Can the data below be echoed back word for word?

## START

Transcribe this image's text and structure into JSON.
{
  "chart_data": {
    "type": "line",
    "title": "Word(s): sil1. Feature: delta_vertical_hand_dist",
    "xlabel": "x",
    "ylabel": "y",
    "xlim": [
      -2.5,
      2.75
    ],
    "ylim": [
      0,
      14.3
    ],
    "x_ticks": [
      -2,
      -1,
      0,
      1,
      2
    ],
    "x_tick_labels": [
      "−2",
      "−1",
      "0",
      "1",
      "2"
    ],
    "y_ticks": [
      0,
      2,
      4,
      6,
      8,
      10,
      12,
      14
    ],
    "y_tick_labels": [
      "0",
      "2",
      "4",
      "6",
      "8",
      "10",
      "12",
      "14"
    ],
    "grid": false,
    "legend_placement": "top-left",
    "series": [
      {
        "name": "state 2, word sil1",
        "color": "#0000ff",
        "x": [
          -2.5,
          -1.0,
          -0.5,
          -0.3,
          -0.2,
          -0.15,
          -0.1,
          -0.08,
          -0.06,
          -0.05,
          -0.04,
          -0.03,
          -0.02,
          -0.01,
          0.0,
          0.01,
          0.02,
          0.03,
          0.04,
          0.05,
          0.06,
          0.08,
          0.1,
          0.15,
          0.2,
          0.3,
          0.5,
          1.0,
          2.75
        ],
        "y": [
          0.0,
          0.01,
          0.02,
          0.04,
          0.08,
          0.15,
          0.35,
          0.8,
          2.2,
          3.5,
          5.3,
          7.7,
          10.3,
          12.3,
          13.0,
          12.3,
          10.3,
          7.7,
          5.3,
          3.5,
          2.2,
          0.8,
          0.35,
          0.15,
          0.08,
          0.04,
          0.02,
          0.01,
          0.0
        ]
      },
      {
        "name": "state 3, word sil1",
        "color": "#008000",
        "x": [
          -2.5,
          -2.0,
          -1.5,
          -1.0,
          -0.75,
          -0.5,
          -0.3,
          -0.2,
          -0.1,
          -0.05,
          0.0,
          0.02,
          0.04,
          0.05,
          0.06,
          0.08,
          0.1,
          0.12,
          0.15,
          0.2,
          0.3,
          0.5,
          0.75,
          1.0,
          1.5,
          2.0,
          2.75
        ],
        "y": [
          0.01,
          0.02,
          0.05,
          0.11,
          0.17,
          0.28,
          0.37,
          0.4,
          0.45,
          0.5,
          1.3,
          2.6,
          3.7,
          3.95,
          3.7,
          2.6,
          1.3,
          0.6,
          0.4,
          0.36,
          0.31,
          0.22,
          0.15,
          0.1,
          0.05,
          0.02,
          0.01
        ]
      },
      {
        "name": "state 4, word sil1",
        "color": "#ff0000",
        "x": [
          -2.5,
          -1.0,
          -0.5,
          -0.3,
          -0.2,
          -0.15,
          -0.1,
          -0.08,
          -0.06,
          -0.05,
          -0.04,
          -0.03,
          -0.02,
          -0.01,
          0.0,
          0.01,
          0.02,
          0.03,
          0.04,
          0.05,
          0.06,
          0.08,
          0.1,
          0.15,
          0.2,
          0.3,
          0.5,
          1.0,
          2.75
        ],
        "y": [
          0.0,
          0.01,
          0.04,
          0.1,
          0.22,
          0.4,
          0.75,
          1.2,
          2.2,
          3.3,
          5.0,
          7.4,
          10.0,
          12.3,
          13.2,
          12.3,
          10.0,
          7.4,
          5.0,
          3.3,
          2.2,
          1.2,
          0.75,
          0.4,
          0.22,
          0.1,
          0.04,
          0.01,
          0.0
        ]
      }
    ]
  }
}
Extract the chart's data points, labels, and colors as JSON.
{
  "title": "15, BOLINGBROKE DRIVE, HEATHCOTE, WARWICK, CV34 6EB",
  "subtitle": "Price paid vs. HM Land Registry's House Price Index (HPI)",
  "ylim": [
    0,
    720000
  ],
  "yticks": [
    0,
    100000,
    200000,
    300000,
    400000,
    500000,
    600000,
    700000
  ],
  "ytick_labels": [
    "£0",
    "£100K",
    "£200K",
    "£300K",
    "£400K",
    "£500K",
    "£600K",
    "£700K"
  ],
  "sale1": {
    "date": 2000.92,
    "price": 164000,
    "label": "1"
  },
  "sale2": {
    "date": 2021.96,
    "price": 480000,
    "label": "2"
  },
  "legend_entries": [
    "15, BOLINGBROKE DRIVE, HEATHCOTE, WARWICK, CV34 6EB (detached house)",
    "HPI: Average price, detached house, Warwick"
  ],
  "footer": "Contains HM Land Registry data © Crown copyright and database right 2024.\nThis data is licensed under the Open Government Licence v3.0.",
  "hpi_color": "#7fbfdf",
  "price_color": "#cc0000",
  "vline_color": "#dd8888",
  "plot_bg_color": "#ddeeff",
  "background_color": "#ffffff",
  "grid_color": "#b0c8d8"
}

## END

▶ _Task response_:
Transcribe this image's text and structure into JSON.
{
  "chart_data": {
    "type": "line",
    "title": "Word(s): sil1. Feature: delta_vertical_hand_dist",
    "xlabel": "x",
    "ylabel": "y",
    "xlim": [
      -2.5,
      2.75
    ],
    "ylim": [
      0,
      14.3
    ],
    "x_ticks": [
      -2,
      -1,
      0,
      1,
      2
    ],
    "x_tick_labels": [
      "−2",
      "−1",
      "0",
      "1",
      "2"
    ],
    "y_ticks": [
      0,
      2,
      4,
      6,
      8,
      10,
      12,
      14
    ],
    "y_tick_labels": [
      "0",
      "2",
      "4",
      "6",
      "8",
      "10",
      "12",
      "14"
    ],
    "grid": false,
    "legend_placement": "top-left",
    "series": [
      {
        "name": "state 2, word sil1",
        "color": "#0000ff",
        "x": [
          -2.5,
          -1.0,
          -0.5,
          -0.3,
          -0.2,
          -0.15,
          -0.1,
          -0.08,
          -0.06,
          -0.05,
          -0.04,
          -0.03,
          -0.02,
          -0.01,
          0.0,
          0.01,
          0.02,
          0.03,
          0.04,
          0.05,
          0.06,
          0.08,
          0.1,
          0.15,
          0.2,
          0.3,
          0.5,
          1.0,
          2.75
        ],
        "y": [
          0.0,
          0.01,
          0.02,
          0.04,
          0.08,
          0.15,
          0.35,
          0.8,
          2.2,
          3.5,
          5.3,
          7.7,
          10.3,
          12.3,
          13.0,
          12.3,
          10.3,
          7.7,
          5.3,
          3.5,
          2.2,
          0.8,
          0.35,
          0.15,
          0.08,
          0.04,
          0.02,
          0.01,
          0.0
        ]
      },
      {
        "name": "state 3, word sil1",
        "color": "#008000",
        "x": [
          -2.5,
          -2.0,
          -1.5,
          -1.0,
          -0.75,
          -0.5,
          -0.3,
          -0.2,
          -0.1,
          -0.05,
          0.0,
          0.02,
          0.04,
          0.05,
          0.06,
          0.08,
          0.1,
          0.12,
          0.15,
          0.2,
          0.3,
          0.5,
          0.75,
          1.0,
          1.5,
          2.0,
          2.75
        ],
        "y": [
          0.01,
          0.02,
          0.05,
          0.11,
          0.17,
          0.28,
          0.37,
          0.4,
          0.45,
          0.5,
          1.3,
          2.6,
          3.7,
          3.95,
          3.7,
          2.6,
          1.3,
          0.6,
          0.4,
          0.36,
          0.31,
          0.22,
          0.15,
          0.1,
          0.05,
          0.02,
          0.01
        ]
      },
      {
        "name": "state 4, word sil1",
        "color": "#ff0000",
        "x": [
          -2.5,
          -1.0,
          -0.5,
          -0.3,
          -0.2,
          -0.15,
          -0.1,
          -0.08,
          -0.06,
          -0.05,
          -0.04,
          -0.03,
          -0.02,
          -0.01,
          0.0,
          0.01,
          0.02,
          0.03,
          0.04,
          0.05,
          0.06,
          0.08,
          0.1,
          0.15,
          0.2,
          0.3,
          0.5,
          1.0,
          2.75
        ],
        "y": [
          0.0,
          0.01,
          0.04,
          0.1,
          0.22,
          0.4,
          0.75,
          1.2,
          2.2,
          3.3,
          5.0,
          7.4,
          10.0,
          12.3,
          13.2,
          12.3,
          10.0,
          7.4,
          5.0,
          3.3,
          2.2,
          1.2,
          0.75,
          0.4,
          0.22,
          0.1,
          0.04,
          0.01,
          0.0
        ]
      }
    ]
  }
}
Extract the chart's data points, labels, and colors as JSON.
{
  "title": "15, BOLINGBROKE DRIVE, HEATHCOTE, WARWICK, CV34 6EB",
  "subtitle": "Price paid vs. HM Land Registry's House Price Index (HPI)",
  "ylim": [
    0,
    720000
  ],
  "yticks": [
    0,
    100000,
    200000,
    300000,
    400000,
    500000,
    600000,
    700000
  ],
  "ytick_labels": [
    "£0",
    "£100K",
    "£200K",
    "£300K",
    "£400K",
    "£500K",
    "£600K",
    "£700K"
  ],
  "sale1": {
    "date": 2000.92,
    "price": 164000,
    "label": "1"
  },
  "sale2": {
    "date": 2021.96,
    "price": 480000,
    "label": "2"
  },
  "legend_entries": [
    "15, BOLINGBROKE DRIVE, HEATHCOTE, WARWICK, CV34 6EB (detached house)",
    "HPI: Average price, detached house, Warwick"
  ],
  "footer": "Contains HM Land Registry data © Crown copyright and database right 2024.\nThis data is licensed under the Open Government Licence v3.0.",
  "hpi_color": "#7fbfdf",
  "price_color": "#cc0000",
  "vline_color": "#dd8888",
  "plot_bg_color": "#ddeeff",
  "background_color": "#ffffff",
  "grid_color": "#b0c8d8"
}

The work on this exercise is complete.